Data records
++++++++++++++++++++

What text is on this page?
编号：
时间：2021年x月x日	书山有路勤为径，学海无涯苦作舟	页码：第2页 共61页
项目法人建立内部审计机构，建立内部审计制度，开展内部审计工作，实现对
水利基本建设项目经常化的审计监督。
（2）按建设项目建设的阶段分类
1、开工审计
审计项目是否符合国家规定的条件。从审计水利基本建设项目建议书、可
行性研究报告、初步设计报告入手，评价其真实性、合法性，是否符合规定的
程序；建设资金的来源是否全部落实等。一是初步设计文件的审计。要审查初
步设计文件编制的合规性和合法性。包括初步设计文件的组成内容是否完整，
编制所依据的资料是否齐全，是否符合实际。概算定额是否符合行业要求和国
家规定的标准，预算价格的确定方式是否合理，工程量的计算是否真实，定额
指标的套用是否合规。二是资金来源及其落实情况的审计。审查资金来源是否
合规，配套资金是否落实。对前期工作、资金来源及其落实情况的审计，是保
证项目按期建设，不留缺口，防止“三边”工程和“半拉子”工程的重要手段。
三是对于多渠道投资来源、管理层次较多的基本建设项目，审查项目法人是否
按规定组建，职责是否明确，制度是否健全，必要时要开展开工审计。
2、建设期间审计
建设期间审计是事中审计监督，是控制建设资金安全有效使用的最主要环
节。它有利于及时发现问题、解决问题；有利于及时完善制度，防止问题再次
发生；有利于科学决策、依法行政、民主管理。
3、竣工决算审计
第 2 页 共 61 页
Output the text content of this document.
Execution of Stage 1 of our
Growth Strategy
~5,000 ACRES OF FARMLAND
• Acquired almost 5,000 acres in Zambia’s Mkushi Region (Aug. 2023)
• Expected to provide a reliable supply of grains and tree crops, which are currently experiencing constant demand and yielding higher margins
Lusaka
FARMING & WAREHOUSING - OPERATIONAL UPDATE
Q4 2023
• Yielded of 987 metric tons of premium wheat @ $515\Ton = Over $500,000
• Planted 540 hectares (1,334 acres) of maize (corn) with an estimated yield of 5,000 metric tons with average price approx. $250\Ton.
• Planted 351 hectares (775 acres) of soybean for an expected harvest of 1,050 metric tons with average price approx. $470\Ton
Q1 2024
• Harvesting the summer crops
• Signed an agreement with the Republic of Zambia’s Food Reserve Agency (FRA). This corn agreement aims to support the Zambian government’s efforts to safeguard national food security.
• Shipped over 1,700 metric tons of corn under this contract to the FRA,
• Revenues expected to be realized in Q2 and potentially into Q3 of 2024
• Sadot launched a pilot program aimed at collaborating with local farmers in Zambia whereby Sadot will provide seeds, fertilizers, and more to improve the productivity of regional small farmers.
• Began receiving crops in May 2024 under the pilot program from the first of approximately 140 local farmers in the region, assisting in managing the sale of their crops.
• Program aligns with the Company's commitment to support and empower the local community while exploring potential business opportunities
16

++++++++++++++++++++

* **Short problem**:
Filter the listing above for the string "corn" and copy every matching line.

* **Correct response**:
• Planted 540 hectares (1,334 acres) of maize (corn) with an estimated yield of 5,000 metric tons with average price approx. $250\Ton.
• Signed an agreement with the Republic of Zambia’s Food Reserve Agency (FRA). This corn agreement aims to support the Zambian government’s efforts to safeguard national food security.
• Shipped over 1,700 metric tons of corn under this contract to the FRA,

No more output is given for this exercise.